**SUPPLIED ENTRIES**
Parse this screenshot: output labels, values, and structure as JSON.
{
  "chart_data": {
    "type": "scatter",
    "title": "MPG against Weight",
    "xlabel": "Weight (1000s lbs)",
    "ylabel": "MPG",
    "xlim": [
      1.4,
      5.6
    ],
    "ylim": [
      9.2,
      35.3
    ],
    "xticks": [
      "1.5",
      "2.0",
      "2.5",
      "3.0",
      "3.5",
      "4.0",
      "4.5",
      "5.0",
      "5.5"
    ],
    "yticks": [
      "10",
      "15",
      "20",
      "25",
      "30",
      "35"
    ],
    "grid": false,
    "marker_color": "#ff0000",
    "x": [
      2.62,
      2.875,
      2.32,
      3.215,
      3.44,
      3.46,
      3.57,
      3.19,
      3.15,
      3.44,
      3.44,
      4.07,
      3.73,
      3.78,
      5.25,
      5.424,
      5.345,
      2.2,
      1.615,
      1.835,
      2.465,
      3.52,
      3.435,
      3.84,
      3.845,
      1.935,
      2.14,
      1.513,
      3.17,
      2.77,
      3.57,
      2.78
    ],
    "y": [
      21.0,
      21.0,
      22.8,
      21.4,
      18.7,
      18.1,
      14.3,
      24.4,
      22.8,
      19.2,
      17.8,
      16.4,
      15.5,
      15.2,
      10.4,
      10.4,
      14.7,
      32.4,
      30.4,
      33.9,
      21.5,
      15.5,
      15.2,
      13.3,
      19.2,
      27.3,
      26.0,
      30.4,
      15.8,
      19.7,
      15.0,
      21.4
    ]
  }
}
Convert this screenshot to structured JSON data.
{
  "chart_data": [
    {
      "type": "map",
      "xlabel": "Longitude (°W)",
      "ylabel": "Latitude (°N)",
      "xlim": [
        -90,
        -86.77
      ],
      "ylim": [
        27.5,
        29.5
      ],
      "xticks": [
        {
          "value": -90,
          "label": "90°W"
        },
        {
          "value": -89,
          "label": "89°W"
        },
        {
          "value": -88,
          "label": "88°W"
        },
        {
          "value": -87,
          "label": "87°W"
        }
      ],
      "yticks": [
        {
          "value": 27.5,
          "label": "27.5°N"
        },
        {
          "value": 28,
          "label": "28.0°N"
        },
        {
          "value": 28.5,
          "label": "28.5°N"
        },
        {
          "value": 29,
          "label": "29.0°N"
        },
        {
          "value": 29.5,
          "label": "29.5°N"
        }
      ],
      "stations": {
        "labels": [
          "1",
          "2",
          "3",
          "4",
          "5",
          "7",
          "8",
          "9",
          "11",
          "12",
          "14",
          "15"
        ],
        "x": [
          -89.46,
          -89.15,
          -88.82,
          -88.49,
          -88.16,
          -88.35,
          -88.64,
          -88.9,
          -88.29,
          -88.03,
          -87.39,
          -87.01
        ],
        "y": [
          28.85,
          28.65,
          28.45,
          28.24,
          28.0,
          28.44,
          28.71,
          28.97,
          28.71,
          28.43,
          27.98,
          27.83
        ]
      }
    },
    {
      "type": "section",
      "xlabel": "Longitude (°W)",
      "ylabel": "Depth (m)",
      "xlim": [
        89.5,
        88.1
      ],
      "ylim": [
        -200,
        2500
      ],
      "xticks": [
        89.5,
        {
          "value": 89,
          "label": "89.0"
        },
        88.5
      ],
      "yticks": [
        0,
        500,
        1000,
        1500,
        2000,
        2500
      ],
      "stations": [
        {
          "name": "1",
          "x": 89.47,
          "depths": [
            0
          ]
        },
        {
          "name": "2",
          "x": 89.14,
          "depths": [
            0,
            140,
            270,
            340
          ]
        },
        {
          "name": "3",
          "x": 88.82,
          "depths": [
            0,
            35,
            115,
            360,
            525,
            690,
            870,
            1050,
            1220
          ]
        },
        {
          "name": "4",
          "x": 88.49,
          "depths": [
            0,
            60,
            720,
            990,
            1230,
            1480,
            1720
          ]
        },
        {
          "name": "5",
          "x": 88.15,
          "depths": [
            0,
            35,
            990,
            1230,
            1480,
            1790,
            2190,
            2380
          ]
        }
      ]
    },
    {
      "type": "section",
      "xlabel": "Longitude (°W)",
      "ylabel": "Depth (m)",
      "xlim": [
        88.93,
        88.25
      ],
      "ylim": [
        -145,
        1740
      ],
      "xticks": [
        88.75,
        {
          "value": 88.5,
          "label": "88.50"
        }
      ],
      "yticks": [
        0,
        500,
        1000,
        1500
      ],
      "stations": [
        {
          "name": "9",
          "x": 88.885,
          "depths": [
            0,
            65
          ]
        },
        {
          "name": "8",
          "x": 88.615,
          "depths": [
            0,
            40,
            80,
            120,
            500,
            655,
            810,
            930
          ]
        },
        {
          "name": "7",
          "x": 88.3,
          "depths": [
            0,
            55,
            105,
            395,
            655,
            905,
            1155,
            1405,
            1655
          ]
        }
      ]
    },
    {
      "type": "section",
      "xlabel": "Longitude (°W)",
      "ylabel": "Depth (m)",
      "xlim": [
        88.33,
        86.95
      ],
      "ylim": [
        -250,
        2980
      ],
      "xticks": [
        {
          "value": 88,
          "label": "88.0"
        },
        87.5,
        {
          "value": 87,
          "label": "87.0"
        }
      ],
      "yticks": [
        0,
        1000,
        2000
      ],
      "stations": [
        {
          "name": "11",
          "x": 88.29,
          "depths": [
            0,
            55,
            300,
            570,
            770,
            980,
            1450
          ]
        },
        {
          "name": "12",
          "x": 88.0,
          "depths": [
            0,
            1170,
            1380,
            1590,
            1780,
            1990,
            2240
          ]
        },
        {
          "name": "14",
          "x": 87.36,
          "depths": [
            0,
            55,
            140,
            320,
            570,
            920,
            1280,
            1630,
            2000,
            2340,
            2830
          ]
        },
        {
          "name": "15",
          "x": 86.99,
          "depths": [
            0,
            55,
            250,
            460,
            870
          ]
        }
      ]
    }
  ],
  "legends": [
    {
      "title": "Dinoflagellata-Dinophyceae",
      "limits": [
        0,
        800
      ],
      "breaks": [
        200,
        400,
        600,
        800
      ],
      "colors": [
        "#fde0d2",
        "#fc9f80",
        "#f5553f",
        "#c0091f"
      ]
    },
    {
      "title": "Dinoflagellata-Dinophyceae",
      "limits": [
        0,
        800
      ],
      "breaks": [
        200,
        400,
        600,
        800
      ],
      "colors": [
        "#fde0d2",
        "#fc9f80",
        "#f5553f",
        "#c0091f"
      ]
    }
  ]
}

**EXERCISE AIM**
State how many lines above contain the string "name", with no other words.

**RESULT**
12